# Problem statement
Each line that contains the string "text" counts once; report how many such lines appear in the data, as a number only.

# The records
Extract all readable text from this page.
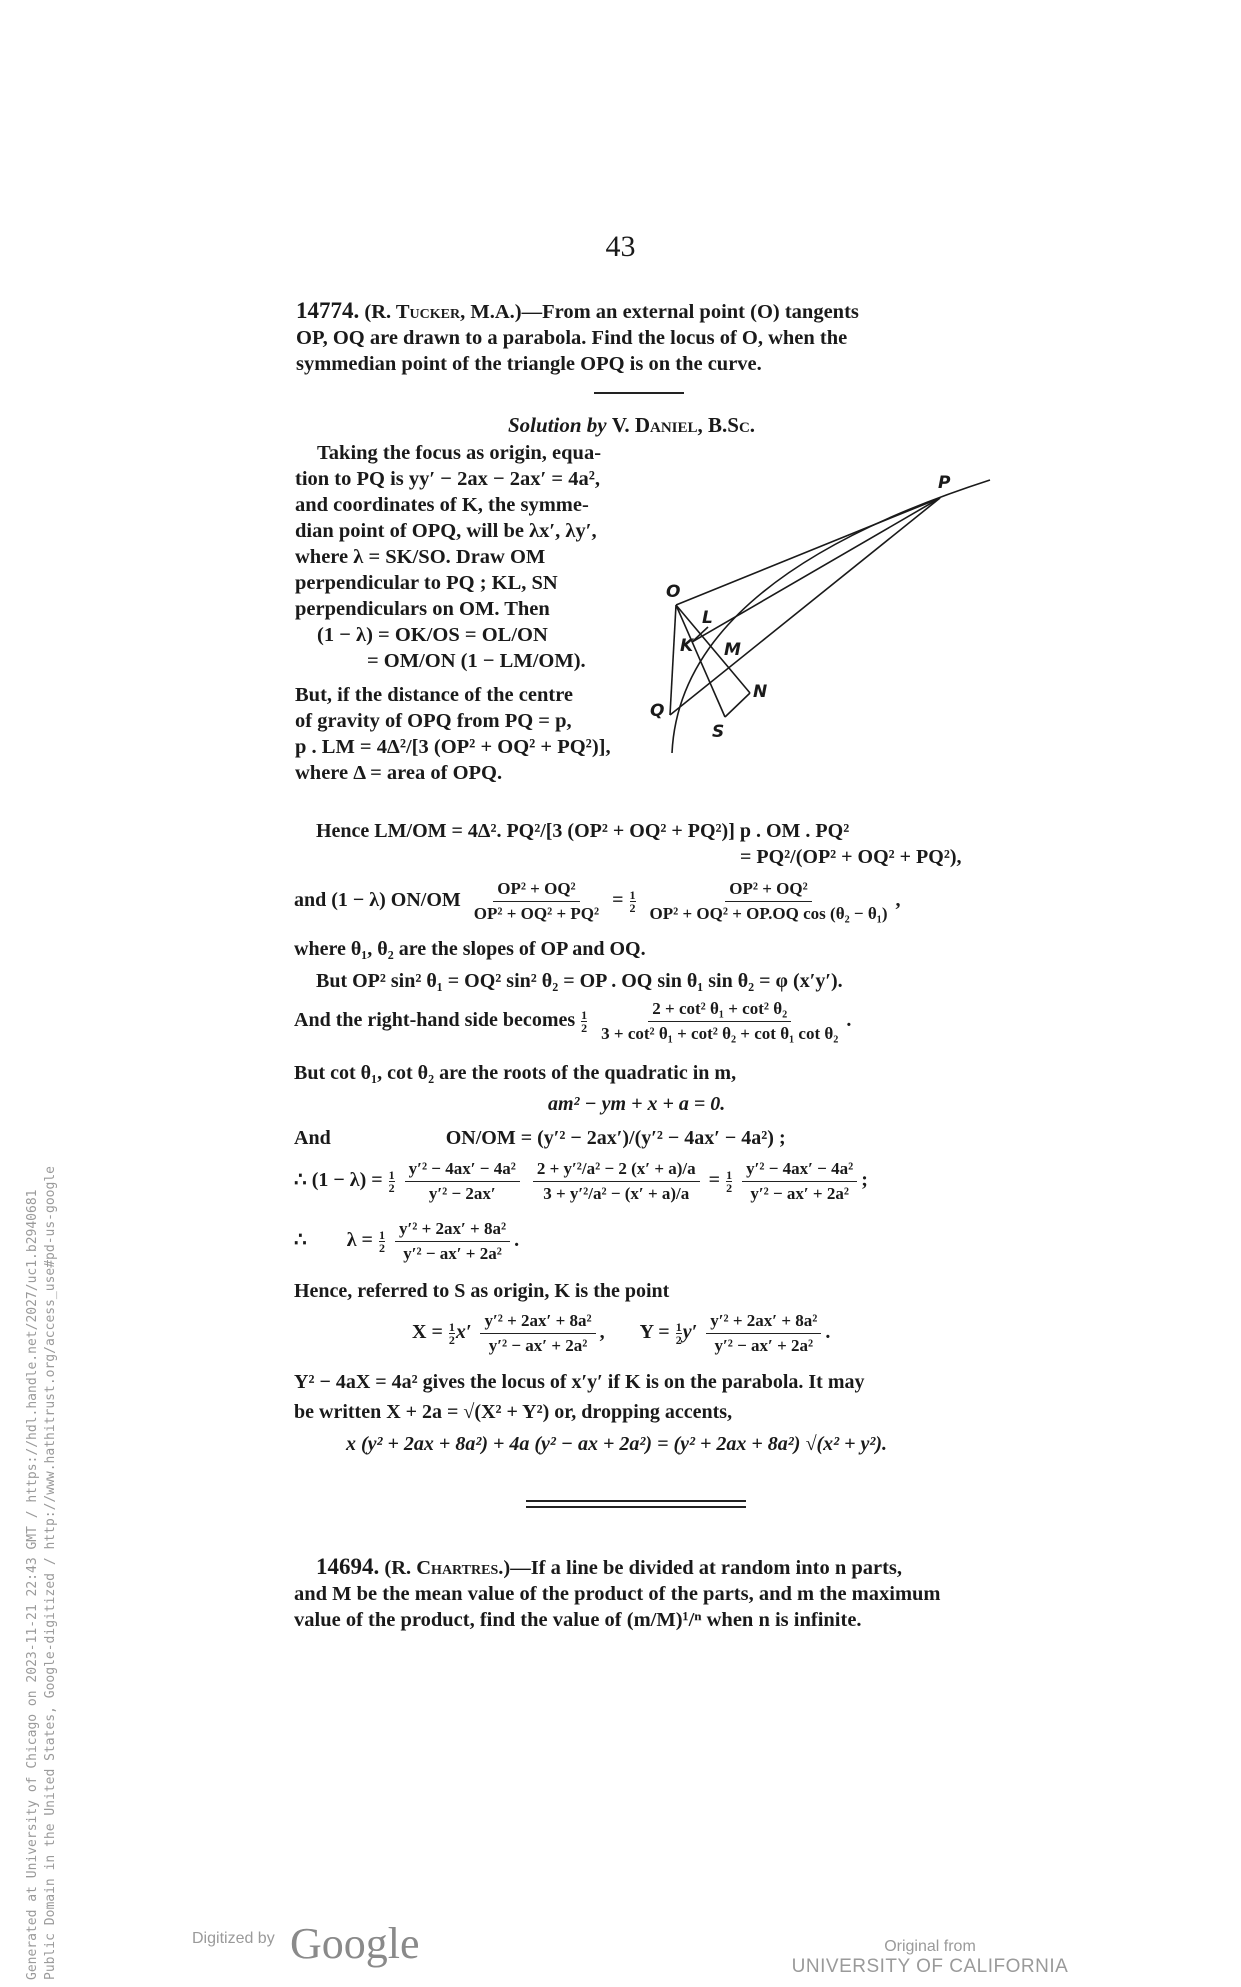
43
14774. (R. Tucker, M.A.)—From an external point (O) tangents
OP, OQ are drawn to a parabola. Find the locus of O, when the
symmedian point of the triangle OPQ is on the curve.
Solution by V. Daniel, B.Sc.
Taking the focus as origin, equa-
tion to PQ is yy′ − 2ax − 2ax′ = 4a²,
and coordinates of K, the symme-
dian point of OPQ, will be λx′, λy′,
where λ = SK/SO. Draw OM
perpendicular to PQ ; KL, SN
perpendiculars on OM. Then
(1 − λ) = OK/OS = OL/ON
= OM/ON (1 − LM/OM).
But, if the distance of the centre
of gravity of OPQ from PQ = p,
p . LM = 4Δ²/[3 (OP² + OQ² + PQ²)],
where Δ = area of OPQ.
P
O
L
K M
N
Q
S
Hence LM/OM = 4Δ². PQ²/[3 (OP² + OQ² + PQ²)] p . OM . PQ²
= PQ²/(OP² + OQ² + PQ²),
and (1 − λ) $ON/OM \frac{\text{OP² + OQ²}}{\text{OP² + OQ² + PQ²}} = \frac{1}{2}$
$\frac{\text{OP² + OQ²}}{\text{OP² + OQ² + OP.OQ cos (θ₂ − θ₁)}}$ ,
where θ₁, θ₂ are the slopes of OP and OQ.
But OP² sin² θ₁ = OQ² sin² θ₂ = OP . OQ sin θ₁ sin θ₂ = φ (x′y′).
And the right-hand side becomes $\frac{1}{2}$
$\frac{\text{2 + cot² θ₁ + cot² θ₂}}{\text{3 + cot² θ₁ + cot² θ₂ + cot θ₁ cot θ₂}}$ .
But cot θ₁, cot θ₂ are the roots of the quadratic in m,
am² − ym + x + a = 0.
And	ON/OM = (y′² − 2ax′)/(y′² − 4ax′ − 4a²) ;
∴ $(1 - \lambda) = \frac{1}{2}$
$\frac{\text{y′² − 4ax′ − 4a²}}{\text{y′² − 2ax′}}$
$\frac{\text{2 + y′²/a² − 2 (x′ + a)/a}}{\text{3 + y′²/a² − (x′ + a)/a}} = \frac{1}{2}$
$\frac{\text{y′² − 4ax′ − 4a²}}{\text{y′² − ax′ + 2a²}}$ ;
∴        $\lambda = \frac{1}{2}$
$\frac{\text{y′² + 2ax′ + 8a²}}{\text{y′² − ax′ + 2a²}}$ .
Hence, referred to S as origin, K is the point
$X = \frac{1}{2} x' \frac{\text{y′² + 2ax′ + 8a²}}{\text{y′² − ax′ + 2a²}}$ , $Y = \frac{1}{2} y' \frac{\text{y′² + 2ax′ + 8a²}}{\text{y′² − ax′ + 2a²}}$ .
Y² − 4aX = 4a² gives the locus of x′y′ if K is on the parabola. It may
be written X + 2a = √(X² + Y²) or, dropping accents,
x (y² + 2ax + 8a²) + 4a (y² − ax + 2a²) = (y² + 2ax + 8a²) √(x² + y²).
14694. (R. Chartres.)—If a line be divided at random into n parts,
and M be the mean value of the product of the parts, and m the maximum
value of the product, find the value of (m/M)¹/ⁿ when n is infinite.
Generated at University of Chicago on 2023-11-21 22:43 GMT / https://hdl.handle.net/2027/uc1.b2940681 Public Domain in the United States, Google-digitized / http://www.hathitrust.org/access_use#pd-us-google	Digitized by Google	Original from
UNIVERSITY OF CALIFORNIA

# Answer in full
9